## Short exercise
Every line from the one with "Read out every word on this page." through the end of the entries below should be written out exactly; the pictures should not.

## Data excerpts
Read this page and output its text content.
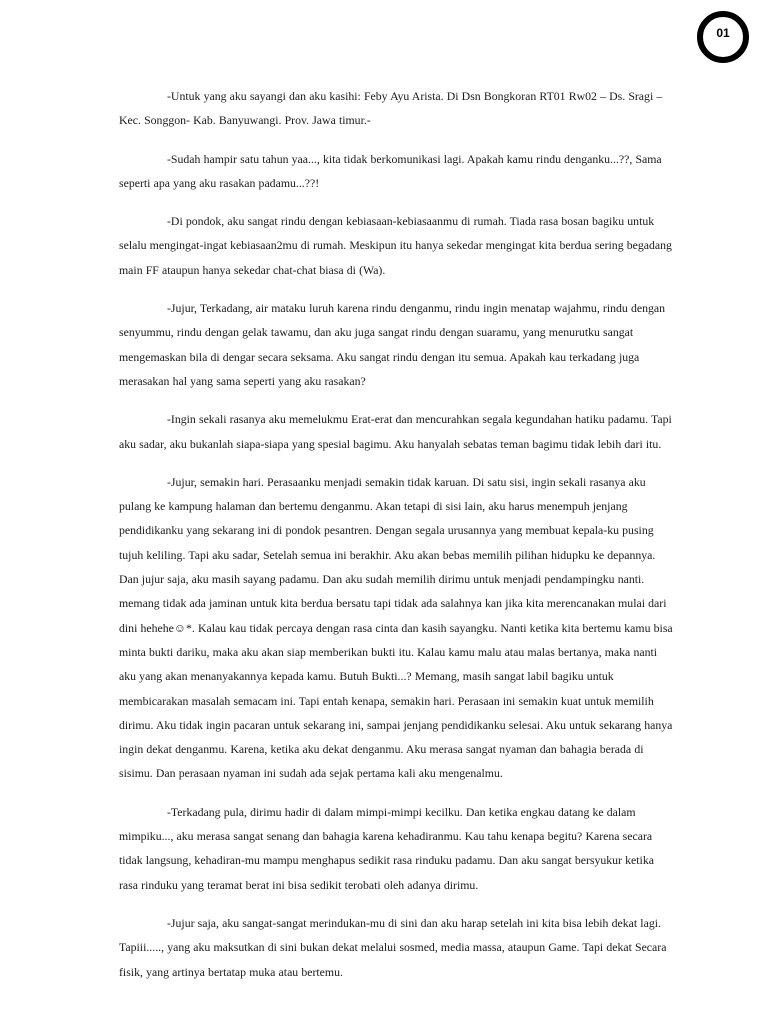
01

-Untuk yang aku sayangi dan aku kasihi: Feby Ayu Arista. Di Dsn Bongkoran RT01 Rw02 – Ds. Sragi – Kec. Songgon- Kab. Banyuwangi. Prov. Jawa timur.-

-Sudah hampir satu tahun yaa..., kita tidak berkomunikasi lagi. Apakah kamu rindu denganku...??, Sama seperti apa yang aku rasakan padamu...??!

-Di pondok, aku sangat rindu dengan kebiasaan-kebiasaanmu di rumah. Tiada rasa bosan bagiku untuk selalu mengingat-ingat kebiasaan2mu di rumah. Meskipun itu hanya sekedar mengingat kita berdua sering begadang main FF ataupun hanya sekedar chat-chat biasa di (Wa).

-Jujur, Terkadang, air mataku luruh karena rindu denganmu, rindu ingin menatap wajahmu, rindu dengan senyummu, rindu dengan gelak tawamu, dan aku juga sangat rindu dengan suaramu, yang menurutku sangat mengemaskan bila di dengar secara seksama. Aku sangat rindu dengan itu semua. Apakah kau terkadang juga merasakan hal yang sama seperti yang aku rasakan?

-Ingin sekali rasanya aku memelukmu Erat-erat dan mencurahkan segala kegundahan hatiku padamu. Tapi aku sadar, aku bukanlah siapa-siapa yang spesial bagimu. Aku hanyalah sebatas teman bagimu tidak lebih dari itu.

-Jujur, semakin hari. Perasaanku menjadi semakin tidak karuan. Di satu sisi, ingin sekali rasanya aku pulang ke kampung halaman dan bertemu denganmu. Akan tetapi di sisi lain, aku harus menempuh jenjang pendidikanku yang sekarang ini di pondok pesantren. Dengan segala urusannya yang membuat kepala-ku pusing tujuh keliling. Tapi aku sadar, Setelah semua ini berakhir. Aku akan bebas memilih pilihan hidupku ke depannya. Dan jujur saja, aku masih sayang padamu. Dan aku sudah memilih dirimu untuk menjadi pendampingku nanti. memang tidak ada jaminan untuk kita berdua bersatu tapi tidak ada salahnya kan jika kita merencanakan mulai dari dini hehehe☺*. Kalau kau tidak percaya dengan rasa cinta dan kasih sayangku. Nanti ketika kita bertemu kamu bisa minta bukti dariku, maka aku akan siap memberikan bukti itu. Kalau kamu malu atau malas bertanya, maka nanti aku yang akan menanyakannya kepada kamu. Butuh Bukti...? Memang, masih sangat labil bagiku untuk membicarakan masalah semacam ini. Tapi entah kenapa, semakin hari. Perasaan ini semakin kuat untuk memilih dirimu. Aku tidak ingin pacaran untuk sekarang ini, sampai jenjang pendidikanku selesai. Aku untuk sekarang hanya ingin dekat denganmu. Karena, ketika aku dekat denganmu. Aku merasa sangat nyaman dan bahagia berada di sisimu. Dan perasaan nyaman ini sudah ada sejak pertama kali aku mengenalmu.

-Terkadang pula, dirimu hadir di dalam mimpi-mimpi kecilku. Dan ketika engkau datang ke dalam mimpiku..., aku merasa sangat senang dan bahagia karena kehadiranmu. Kau tahu kenapa begitu? Karena secara tidak langsung, kehadiran-mu mampu menghapus sedikit rasa rinduku padamu. Dan aku sangat bersyukur ketika rasa rinduku yang teramat berat ini bisa sedikit terobati oleh adanya dirimu.

-Jujur saja, aku sangat-sangat merindukan-mu di sini dan aku harap setelah ini kita bisa lebih dekat lagi. Tapiii....., yang aku maksutkan di sini bukan dekat melalui sosmed, media massa, ataupun Game. Tapi dekat Secara fisik, yang artinya bertatap muka atau bertemu.
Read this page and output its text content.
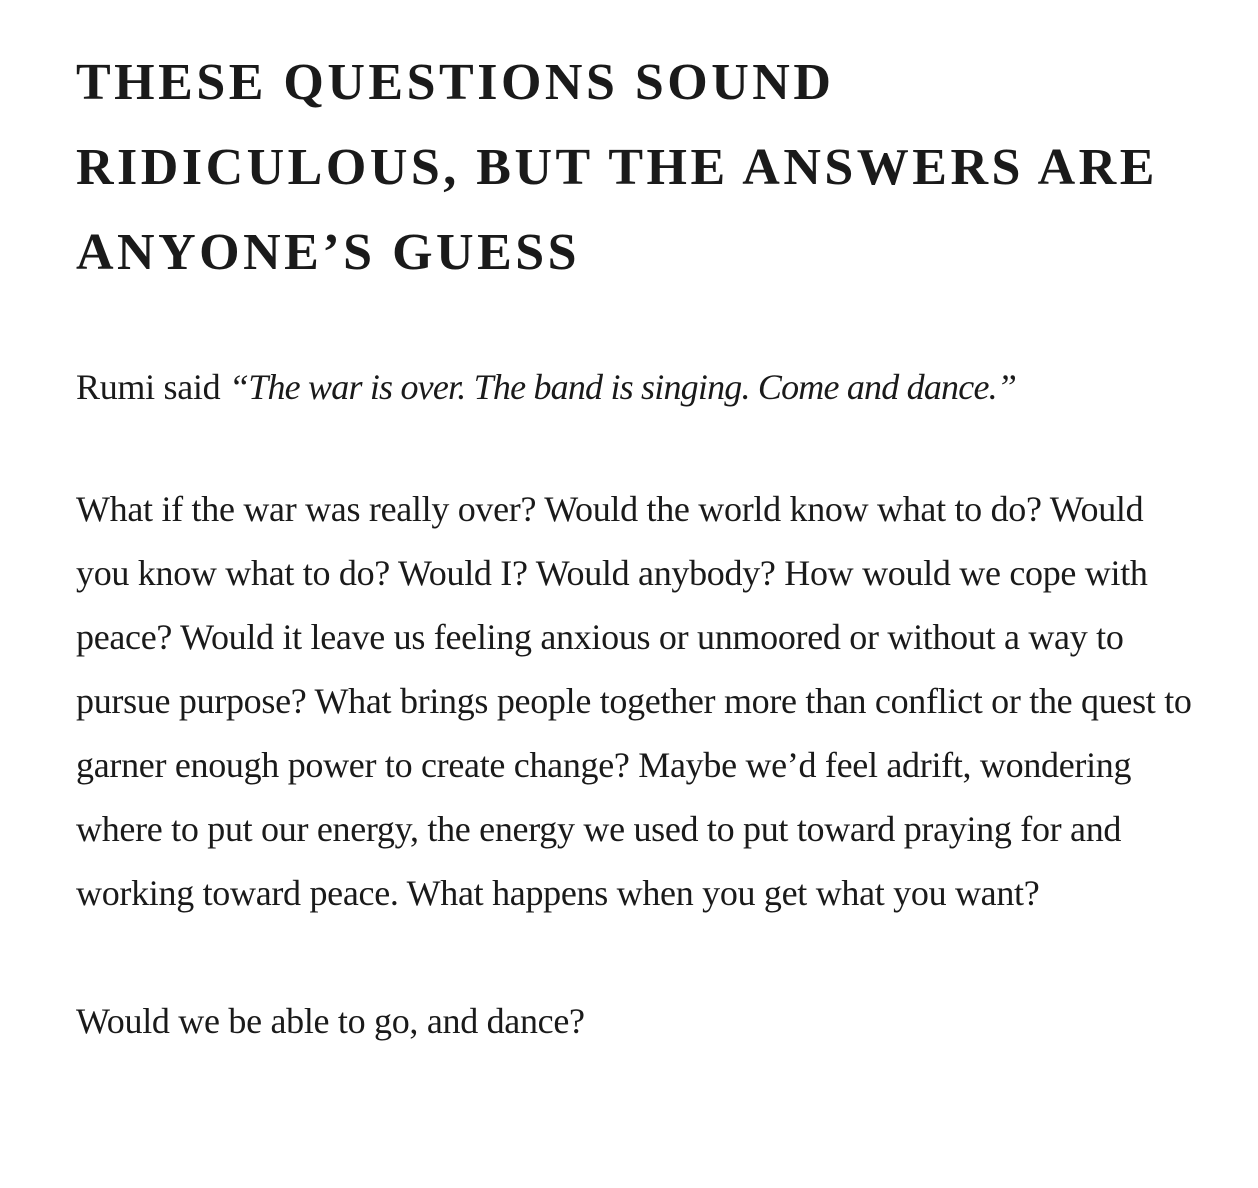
THESE QUESTIONS SOUND RIDICULOUS, BUT THE ANSWERS ARE ANYONE’S GUESS

Rumi said “The war is over. The band is singing. Come and dance.”

What if the war was really over? Would the world know what to do? Would you know what to do? Would I? Would anybody? How would we cope with peace? Would it leave us feeling anxious or unmoored or without a way to pursue purpose? What brings people together more than conflict or the quest to garner enough power to create change? Maybe we’d feel adrift, wondering where to put our energy, the energy we used to put toward praying for and working toward peace. What happens when you get what you want?

Would we be able to go, and dance?
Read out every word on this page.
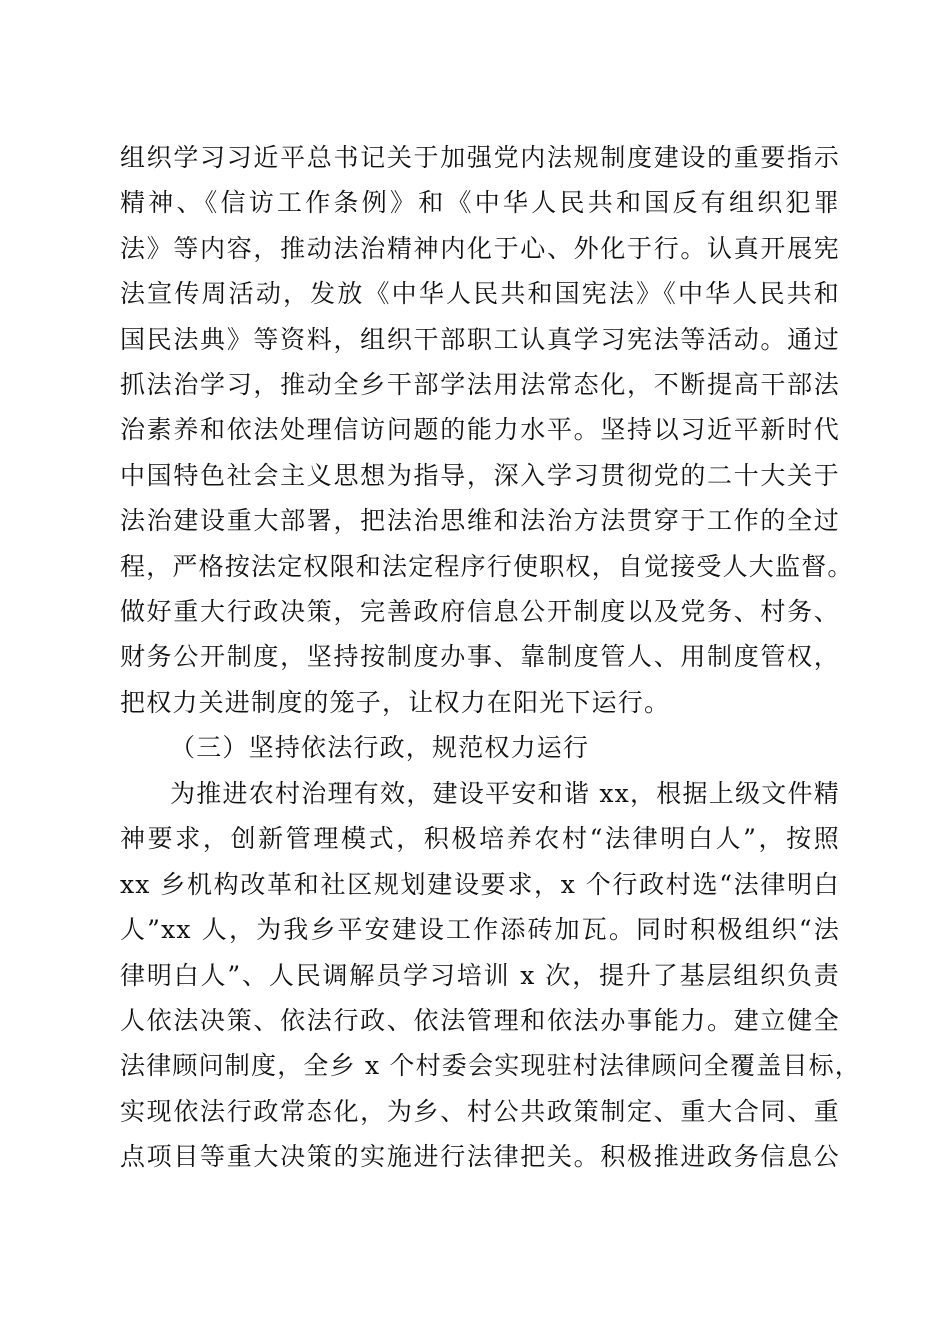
组织学习习近平总书记关于加强党内法规制度建设的重要指示
精神、《信访工作条例》和《中华人民共和国反有组织犯罪
法》等内容，推动法治精神内化于心、外化于行。认真开展宪
法宣传周活动，发放《中华人民共和国宪法》《中华人民共和
国民法典》等资料，组织干部职工认真学习宪法等活动。通过
抓法治学习，推动全乡干部学法用法常态化，不断提高干部法
治素养和依法处理信访问题的能力水平。坚持以习近平新时代
中国特色社会主义思想为指导，深入学习贯彻党的二十大关于
法治建设重大部署，把法治思维和法治方法贯穿于工作的全过
程，严格按法定权限和法定程序行使职权，自觉接受人大监督。
做好重大行政决策，完善政府信息公开制度以及党务、村务、
财务公开制度，坚持按制度办事、靠制度管人、用制度管权，
把权力关进制度的笼子，让权力在阳光下运行。
（三）坚持依法行政，规范权力运行
为推进农村治理有效，建设平安和谐 xx，根据上级文件精
神要求，创新管理模式，积极培养农村“法律明白人”，按照
xx 乡机构改革和社区规划建设要求，x 个行政村选“法律明白
人”xx 人，为我乡平安建设工作添砖加瓦。同时积极组织“法
律明白人”、人民调解员学习培训 x 次，提升了基层组织负责
人依法决策、依法行政、依法管理和依法办事能力。建立健全
法律顾问制度，全乡 x 个村委会实现驻村法律顾问全覆盖目标，
实现依法行政常态化，为乡、村公共政策制定、重大合同、重
点项目等重大决策的实施进行法律把关。积极推进政务信息公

## Solution to this task
Read out every word on this page.
组织学习习近平总书记关于加强党内法规制度建设的重要指示
精神、《信访工作条例》和《中华人民共和国反有组织犯罪
法》等内容，推动法治精神内化于心、外化于行。认真开展宪
法宣传周活动，发放《中华人民共和国宪法》《中华人民共和
国民法典》等资料，组织干部职工认真学习宪法等活动。通过
抓法治学习，推动全乡干部学法用法常态化，不断提高干部法
治素养和依法处理信访问题的能力水平。坚持以习近平新时代
中国特色社会主义思想为指导，深入学习贯彻党的二十大关于
法治建设重大部署，把法治思维和法治方法贯穿于工作的全过
程，严格按法定权限和法定程序行使职权，自觉接受人大监督。
做好重大行政决策，完善政府信息公开制度以及党务、村务、
财务公开制度，坚持按制度办事、靠制度管人、用制度管权，
把权力关进制度的笼子，让权力在阳光下运行。
（三）坚持依法行政，规范权力运行
为推进农村治理有效，建设平安和谐 xx，根据上级文件精
神要求，创新管理模式，积极培养农村“法律明白人”，按照
xx 乡机构改革和社区规划建设要求，x 个行政村选“法律明白
人”xx 人，为我乡平安建设工作添砖加瓦。同时积极组织“法
律明白人”、人民调解员学习培训 x 次，提升了基层组织负责
人依法决策、依法行政、依法管理和依法办事能力。建立健全
法律顾问制度，全乡 x 个村委会实现驻村法律顾问全覆盖目标，
实现依法行政常态化，为乡、村公共政策制定、重大合同、重
点项目等重大决策的实施进行法律把关。积极推进政务信息公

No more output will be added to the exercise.